[BEGIN EXERCISE MATERIALS]
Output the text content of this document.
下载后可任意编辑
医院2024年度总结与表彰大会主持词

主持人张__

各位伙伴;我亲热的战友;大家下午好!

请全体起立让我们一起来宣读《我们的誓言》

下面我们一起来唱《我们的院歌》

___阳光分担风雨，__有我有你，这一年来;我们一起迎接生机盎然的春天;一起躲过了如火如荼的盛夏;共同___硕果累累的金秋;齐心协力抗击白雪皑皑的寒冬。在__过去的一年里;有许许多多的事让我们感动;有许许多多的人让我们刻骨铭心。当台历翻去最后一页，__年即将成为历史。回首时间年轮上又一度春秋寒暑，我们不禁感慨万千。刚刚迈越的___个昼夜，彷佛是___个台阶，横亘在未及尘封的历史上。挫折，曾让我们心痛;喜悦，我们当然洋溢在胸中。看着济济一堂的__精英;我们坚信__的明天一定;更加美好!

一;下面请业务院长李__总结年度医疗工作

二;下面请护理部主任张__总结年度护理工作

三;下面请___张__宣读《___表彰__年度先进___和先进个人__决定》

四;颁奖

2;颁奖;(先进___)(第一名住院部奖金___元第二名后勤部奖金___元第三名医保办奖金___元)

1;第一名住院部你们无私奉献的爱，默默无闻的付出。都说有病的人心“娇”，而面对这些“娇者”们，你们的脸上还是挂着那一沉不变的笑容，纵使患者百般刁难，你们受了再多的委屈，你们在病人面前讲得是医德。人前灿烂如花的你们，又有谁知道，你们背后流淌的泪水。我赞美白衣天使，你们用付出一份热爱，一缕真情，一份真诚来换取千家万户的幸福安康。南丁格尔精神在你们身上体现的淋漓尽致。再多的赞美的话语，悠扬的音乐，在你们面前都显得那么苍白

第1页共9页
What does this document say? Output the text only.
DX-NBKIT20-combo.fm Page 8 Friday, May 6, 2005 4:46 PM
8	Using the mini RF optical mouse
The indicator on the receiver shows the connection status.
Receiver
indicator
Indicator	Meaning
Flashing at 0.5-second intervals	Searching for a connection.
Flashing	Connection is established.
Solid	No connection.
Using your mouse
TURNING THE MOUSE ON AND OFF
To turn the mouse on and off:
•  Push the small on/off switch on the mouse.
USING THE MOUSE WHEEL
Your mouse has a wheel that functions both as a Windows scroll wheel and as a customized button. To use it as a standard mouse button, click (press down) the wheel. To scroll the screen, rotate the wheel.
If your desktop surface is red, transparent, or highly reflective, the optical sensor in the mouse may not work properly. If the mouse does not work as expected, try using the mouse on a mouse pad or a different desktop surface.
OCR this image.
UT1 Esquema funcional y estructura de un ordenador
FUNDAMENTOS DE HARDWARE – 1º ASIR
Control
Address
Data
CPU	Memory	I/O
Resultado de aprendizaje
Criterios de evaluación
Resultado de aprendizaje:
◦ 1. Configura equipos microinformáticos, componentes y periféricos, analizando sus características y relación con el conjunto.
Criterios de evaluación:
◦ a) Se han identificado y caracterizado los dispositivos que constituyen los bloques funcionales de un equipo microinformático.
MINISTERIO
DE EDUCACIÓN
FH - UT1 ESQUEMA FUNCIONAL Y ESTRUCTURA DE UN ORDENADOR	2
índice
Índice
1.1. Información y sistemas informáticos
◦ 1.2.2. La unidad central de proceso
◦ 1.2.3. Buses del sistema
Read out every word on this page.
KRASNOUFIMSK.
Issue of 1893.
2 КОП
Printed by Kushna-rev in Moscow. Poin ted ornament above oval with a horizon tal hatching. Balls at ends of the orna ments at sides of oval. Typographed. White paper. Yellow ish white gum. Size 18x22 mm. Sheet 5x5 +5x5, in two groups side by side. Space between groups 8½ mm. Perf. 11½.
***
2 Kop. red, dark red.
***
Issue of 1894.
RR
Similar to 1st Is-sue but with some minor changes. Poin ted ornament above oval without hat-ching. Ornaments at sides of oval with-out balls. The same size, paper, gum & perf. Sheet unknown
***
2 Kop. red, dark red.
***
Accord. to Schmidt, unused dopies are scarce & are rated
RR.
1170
[END EXERCISE MATERIALS]
▶ PROBLEM
Type out the material again exactly as presented.

▶ THE RESPONSE
Output the text content of this document.
下载后可任意编辑
医院2024年度总结与表彰大会主持词

主持人张__

各位伙伴;我亲热的战友;大家下午好!

请全体起立让我们一起来宣读《我们的誓言》

下面我们一起来唱《我们的院歌》

___阳光分担风雨，__有我有你，这一年来;我们一起迎接生机盎然的春天;一起躲过了如火如荼的盛夏;共同___硕果累累的金秋;齐心协力抗击白雪皑皑的寒冬。在__过去的一年里;有许许多多的事让我们感动;有许许多多的人让我们刻骨铭心。当台历翻去最后一页，__年即将成为历史。回首时间年轮上又一度春秋寒暑，我们不禁感慨万千。刚刚迈越的___个昼夜，彷佛是___个台阶，横亘在未及尘封的历史上。挫折，曾让我们心痛;喜悦，我们当然洋溢在胸中。看着济济一堂的__精英;我们坚信__的明天一定;更加美好!

一;下面请业务院长李__总结年度医疗工作

二;下面请护理部主任张__总结年度护理工作

三;下面请___张__宣读《___表彰__年度先进___和先进个人__决定》

四;颁奖

2;颁奖;(先进___)(第一名住院部奖金___元第二名后勤部奖金___元第三名医保办奖金___元)

1;第一名住院部你们无私奉献的爱，默默无闻的付出。都说有病的人心“娇”，而面对这些“娇者”们，你们的脸上还是挂着那一沉不变的笑容，纵使患者百般刁难，你们受了再多的委屈，你们在病人面前讲得是医德。人前灿烂如花的你们，又有谁知道，你们背后流淌的泪水。我赞美白衣天使，你们用付出一份热爱，一缕真情，一份真诚来换取千家万户的幸福安康。南丁格尔精神在你们身上体现的淋漓尽致。再多的赞美的话语，悠扬的音乐，在你们面前都显得那么苍白

第1页共9页
What does this document say? Output the text only.
DX-NBKIT20-combo.fm Page 8 Friday, May 6, 2005 4:46 PM
8	Using the mini RF optical mouse
The indicator on the receiver shows the connection status.
Receiver
indicator
Indicator	Meaning
Flashing at 0.5-second intervals	Searching for a connection.
Flashing	Connection is established.
Solid	No connection.
Using your mouse
TURNING THE MOUSE ON AND OFF
To turn the mouse on and off:
•  Push the small on/off switch on the mouse.
USING THE MOUSE WHEEL
Your mouse has a wheel that functions both as a Windows scroll wheel and as a customized button. To use it as a standard mouse button, click (press down) the wheel. To scroll the screen, rotate the wheel.
If your desktop surface is red, transparent, or highly reflective, the optical sensor in the mouse may not work properly. If the mouse does not work as expected, try using the mouse on a mouse pad or a different desktop surface.
OCR this image.
UT1 Esquema funcional y estructura de un ordenador
FUNDAMENTOS DE HARDWARE – 1º ASIR
Control
Address
Data
CPU	Memory	I/O
Resultado de aprendizaje
Criterios de evaluación
Resultado de aprendizaje:
◦ 1. Configura equipos microinformáticos, componentes y periféricos, analizando sus características y relación con el conjunto.
Criterios de evaluación:
◦ a) Se han identificado y caracterizado los dispositivos que constituyen los bloques funcionales de un equipo microinformático.
MINISTERIO
DE EDUCACIÓN
FH - UT1 ESQUEMA FUNCIONAL Y ESTRUCTURA DE UN ORDENADOR	2
índice
Índice
1.1. Información y sistemas informáticos
◦ 1.2.2. La unidad central de proceso
◦ 1.2.3. Buses del sistema
Read out every word on this page.
KRASNOUFIMSK.
Issue of 1893.
2 КОП
Printed by Kushna-rev in Moscow. Poin ted ornament above oval with a horizon tal hatching. Balls at ends of the orna ments at sides of oval. Typographed. White paper. Yellow ish white gum. Size 18x22 mm. Sheet 5x5 +5x5, in two groups side by side. Space between groups 8½ mm. Perf. 11½.
***
2 Kop. red, dark red.
***
Issue of 1894.
RR
Similar to 1st Is-sue but with some minor changes. Poin ted ornament above oval without hat-ching. Ornaments at sides of oval with-out balls. The same size, paper, gum & perf. Sheet unknown
***
2 Kop. red, dark red.
***
Accord. to Schmidt, unused dopies are scarce & are rated
RR.
1170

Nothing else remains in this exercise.